**ИСХОДНЫЙ ТЕКСТ**:
Быстрые успехи на бирже и слишком легкие деньги (восстановление страны после поражения обычно порождает видимость процветания, благоприятствующего биржевой игре) создавали в окружении Ароза атмосферу приятной беззаботности, когда не говорят о делах и финансовых затруднениях, а излюбленной темой выбирают искусство. Неудивительно, что младшая дочь Гюстава Ароза, Маргарита, которой было тогда около шестнадцати лет, тоже мечтала стать художницей. В 1882 году она начала выставлять свои картины. Впоследствии, так и не выйдя замуж, она работала секретарем Союза женщин художниц и скульпторов. Личная слава ее обошла.

Из последней опубликованной переписки Гогена известно, что после шутливой зарисовки костюмированного бала, выполненной 25 февраля 1873 года, страсть к рисованию захватила его уже полностью. В то время Гоген собирался жениться, но его невеста-датчанка на все лето уехала к родителям. Ее подруга, Мария Хеегорд, оставшаяся в Париже, писала близким: «Поль ужасно скучает без возлюбленной и все свободное время занимается живописью; он делает удивительные успехи. В прошлое воскресенье он писал десять часов кряду…» И чуть позже: «Четыре часа позировала Полю и Марго [дочь Ароза], портреты получились похожие…»

**ЗАДАНИЯ**:
1. Продублируйте фрагмент текста о Гогене от слов «Быстрые успехи на» до слов «слава ее обошла.» включительно.
2. Ответьте на вопросы по тексту о Гогене:
(a) В каком году Маргарита Ароза начала выставлять свои картины?
(b) Секретарем какой организации впоследствии работала Маргарита?
(c) Сколько часов кряду, по словам Марии Хеегорд, Гоген писал в прошлое воскресенье?
3. Продолжите текст о Гогене, начав сразу после его последнего предложения.

**ФРАГМЕНТЫ ЗАПИСЕЙ**:
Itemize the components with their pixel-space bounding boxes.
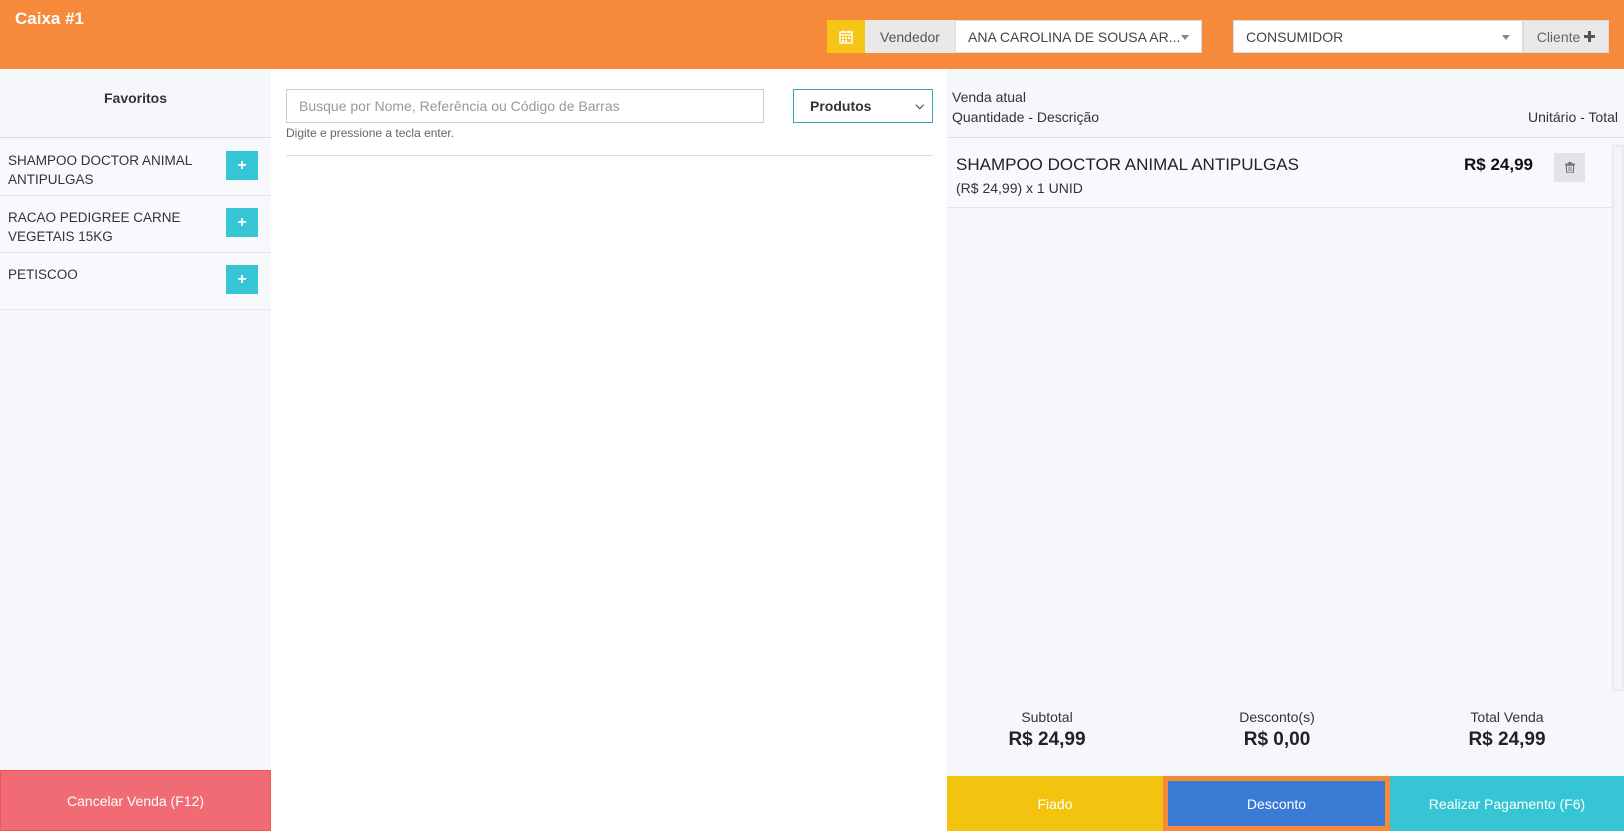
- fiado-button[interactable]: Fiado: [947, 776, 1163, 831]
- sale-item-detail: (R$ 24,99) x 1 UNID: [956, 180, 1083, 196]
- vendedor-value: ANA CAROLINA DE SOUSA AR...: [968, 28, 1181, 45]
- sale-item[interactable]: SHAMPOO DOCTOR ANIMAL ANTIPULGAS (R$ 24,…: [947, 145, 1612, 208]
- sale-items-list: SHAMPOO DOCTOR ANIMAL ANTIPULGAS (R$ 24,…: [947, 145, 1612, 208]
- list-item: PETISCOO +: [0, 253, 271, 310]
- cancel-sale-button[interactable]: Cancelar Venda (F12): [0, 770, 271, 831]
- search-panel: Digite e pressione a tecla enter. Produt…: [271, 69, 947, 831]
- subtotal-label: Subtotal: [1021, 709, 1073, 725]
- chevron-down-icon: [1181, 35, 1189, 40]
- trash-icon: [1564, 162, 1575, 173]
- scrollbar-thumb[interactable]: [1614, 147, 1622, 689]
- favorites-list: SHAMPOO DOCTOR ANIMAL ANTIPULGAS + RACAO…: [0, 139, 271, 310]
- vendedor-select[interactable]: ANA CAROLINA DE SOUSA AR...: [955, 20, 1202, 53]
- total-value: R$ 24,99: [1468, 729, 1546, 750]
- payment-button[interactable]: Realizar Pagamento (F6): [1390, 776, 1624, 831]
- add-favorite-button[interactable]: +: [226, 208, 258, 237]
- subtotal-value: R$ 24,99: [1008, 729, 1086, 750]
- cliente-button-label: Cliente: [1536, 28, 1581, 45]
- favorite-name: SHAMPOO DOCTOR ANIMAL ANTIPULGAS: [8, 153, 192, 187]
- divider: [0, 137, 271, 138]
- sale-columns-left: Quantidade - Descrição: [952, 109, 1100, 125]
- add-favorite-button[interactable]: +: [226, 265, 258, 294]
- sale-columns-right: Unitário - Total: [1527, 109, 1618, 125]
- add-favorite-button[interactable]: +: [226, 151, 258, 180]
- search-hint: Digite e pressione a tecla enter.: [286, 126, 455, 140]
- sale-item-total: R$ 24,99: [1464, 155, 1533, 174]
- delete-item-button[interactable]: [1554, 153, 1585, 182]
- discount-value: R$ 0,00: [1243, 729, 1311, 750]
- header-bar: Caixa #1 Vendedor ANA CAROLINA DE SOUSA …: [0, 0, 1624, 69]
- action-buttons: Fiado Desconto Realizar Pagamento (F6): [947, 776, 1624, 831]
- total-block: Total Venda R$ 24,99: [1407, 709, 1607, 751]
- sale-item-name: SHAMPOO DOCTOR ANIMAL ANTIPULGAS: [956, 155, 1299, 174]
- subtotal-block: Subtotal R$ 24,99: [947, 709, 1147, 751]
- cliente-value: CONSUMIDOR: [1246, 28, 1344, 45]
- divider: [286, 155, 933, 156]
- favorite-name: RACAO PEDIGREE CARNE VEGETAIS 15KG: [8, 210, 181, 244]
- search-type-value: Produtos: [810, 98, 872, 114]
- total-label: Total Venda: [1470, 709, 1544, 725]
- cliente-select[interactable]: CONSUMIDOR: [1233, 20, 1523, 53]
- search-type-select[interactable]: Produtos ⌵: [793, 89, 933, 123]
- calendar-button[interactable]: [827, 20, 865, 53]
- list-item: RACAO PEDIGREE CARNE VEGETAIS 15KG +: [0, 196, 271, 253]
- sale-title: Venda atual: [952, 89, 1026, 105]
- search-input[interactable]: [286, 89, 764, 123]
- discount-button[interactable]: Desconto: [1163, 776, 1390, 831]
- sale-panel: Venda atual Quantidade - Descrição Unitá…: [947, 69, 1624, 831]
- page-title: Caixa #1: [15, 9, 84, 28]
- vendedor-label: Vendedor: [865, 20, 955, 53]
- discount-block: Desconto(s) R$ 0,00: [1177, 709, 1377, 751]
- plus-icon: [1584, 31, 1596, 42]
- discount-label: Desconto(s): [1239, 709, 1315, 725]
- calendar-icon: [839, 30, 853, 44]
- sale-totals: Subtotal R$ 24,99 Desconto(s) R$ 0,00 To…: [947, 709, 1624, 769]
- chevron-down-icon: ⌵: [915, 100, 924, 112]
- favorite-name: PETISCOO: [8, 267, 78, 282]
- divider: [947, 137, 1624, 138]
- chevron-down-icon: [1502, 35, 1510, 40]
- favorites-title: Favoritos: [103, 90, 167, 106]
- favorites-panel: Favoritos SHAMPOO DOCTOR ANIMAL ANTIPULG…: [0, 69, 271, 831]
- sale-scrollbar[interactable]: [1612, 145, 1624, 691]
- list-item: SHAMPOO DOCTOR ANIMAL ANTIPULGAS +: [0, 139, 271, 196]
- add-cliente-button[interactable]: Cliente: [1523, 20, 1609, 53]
* * *
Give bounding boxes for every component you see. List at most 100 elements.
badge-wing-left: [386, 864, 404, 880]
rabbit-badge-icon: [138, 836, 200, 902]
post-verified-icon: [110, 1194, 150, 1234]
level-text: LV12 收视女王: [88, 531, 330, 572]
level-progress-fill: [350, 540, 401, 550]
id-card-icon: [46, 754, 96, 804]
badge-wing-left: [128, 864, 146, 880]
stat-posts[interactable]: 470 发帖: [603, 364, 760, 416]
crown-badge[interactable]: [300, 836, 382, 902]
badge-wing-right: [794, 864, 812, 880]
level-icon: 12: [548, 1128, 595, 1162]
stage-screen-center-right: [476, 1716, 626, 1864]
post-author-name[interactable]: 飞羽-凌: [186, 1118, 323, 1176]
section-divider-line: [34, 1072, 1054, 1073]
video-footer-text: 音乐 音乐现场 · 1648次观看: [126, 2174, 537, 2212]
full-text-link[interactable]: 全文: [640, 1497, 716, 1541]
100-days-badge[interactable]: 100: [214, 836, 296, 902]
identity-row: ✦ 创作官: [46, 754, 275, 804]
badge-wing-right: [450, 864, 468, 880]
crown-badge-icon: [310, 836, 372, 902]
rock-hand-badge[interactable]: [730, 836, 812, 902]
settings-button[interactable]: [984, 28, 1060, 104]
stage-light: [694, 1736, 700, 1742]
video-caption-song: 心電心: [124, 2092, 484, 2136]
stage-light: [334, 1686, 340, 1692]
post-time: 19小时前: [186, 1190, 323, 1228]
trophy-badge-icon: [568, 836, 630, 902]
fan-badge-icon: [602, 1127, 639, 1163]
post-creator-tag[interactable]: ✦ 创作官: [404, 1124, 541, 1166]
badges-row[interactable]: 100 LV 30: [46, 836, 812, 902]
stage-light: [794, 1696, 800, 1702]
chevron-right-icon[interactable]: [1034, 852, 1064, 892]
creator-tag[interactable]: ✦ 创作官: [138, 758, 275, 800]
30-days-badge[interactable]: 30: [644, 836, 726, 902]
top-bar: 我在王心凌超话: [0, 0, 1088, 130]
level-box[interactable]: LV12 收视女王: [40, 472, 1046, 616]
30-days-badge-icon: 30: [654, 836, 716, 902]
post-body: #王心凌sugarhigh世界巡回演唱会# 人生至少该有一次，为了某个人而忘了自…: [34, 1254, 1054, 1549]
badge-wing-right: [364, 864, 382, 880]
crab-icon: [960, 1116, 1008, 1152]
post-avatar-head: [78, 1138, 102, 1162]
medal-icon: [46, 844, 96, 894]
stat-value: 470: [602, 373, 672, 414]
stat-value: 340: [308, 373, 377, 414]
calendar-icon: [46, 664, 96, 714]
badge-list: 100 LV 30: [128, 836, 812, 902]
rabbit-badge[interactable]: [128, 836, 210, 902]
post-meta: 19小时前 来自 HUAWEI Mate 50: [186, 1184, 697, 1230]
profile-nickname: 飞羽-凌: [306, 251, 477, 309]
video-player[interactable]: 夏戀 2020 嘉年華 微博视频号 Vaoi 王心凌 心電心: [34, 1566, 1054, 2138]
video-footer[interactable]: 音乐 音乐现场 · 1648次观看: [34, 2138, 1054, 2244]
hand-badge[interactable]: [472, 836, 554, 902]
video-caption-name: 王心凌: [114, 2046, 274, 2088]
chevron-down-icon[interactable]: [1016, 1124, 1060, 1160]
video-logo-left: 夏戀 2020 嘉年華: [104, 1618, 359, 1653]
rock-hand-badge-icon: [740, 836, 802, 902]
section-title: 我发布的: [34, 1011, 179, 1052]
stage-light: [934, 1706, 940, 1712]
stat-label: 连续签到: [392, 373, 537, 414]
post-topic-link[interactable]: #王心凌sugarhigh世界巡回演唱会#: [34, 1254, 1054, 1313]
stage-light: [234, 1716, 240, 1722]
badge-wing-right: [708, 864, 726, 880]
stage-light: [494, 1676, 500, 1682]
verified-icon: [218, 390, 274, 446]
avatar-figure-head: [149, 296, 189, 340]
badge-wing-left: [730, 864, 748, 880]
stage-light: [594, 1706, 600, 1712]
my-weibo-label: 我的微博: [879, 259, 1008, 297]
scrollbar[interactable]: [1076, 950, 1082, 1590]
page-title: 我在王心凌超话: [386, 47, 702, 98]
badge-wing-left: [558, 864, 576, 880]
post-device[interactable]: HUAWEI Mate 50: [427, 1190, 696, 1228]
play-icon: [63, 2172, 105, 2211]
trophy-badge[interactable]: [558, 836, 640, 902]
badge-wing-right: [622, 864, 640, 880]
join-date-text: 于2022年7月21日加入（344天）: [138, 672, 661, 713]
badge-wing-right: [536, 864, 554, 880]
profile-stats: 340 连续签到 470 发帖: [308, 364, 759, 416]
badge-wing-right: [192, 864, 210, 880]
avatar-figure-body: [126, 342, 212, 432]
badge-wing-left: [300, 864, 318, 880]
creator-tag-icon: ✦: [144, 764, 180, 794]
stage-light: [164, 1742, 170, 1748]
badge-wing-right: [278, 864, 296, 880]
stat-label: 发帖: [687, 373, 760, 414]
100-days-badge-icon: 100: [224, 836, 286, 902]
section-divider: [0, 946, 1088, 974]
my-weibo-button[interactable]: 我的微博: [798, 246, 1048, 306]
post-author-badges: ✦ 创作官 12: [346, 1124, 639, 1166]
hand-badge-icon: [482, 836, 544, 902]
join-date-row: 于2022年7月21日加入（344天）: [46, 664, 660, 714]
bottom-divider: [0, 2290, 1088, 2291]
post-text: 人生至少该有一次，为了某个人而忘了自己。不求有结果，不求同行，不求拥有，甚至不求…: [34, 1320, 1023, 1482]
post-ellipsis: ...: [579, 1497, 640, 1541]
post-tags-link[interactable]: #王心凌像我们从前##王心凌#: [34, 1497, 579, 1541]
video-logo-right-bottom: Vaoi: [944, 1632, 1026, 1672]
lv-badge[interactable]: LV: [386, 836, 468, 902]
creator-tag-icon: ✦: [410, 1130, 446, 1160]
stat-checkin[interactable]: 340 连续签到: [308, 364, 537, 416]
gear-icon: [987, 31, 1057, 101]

**ОТВЕТЫ**:
1.
Быстрые успехи на бирже и слишком легкие деньги (восстановление страны после поражения обычно порождает видимость процветания, благоприятствующего биржевой игре) создавали в окружении Ароза атмосферу приятной беззаботности, когда не говорят о делах и финансовых затруднениях, а излюбленной темой выбирают искусство. Неудивительно, что младшая дочь Гюстава Ароза, Маргарита, которой было тогда около шестнадцати лет, тоже мечтала стать художницей. В 1882 году она начала выставлять свои картины. Впоследствии, так и не выйдя замуж, она работала секретарем Союза женщин художниц и скульпторов. Личная слава ее обошла.

2.
(a) В 1882 году.
(b) Союза женщин художниц и скульпторов.
(c) Десять часов.

3.
Вот так любительски занимаясь живописью, чтобы скоротать время в ожидании невесты, Гоген, еще не осознавая этого, начинает открывать самую большую страсть в своей жизни. Без сомнения, это не было случайностью. Он слишком не похож на других людей, своего рода мутант, не отдающий себе в этом отчета, не способный прийти в искусство проторенными путями. Он из самородков, таких, как, например, Эйнштейн, из тех, кто может формироваться лишь вне учений своей эпохи. Ему даже в каком-то смысле повезло, что преподавание в школах изобразительных искусств находилось тогда на весьма низком уровне, а к началу революции, потрясшей академические основы, он уже сумел утвердиться в своем призвании.

Со своей будущей женой Гоген познакомился у Ароза. В Париж приехали две молодые датчанки: Мария Хеегорд, дочь богатого промышленника, и ее подруга Метте, высокая, крупная девушка двадцати двух лет. Метте осталась сиротой после смерти отца, окружного судьи, и ей пришлось, как писал впоследствии ее младший сын, «зарабатывать на жизнь самой […]. В семнадцать лет она устроилась гувернанткой к детям премьер-министра Эструпа, который фактически правил Данией». Находчивая девушка воспользовалась своим местом, чтобы получить образование, и как следует овладела французским языком.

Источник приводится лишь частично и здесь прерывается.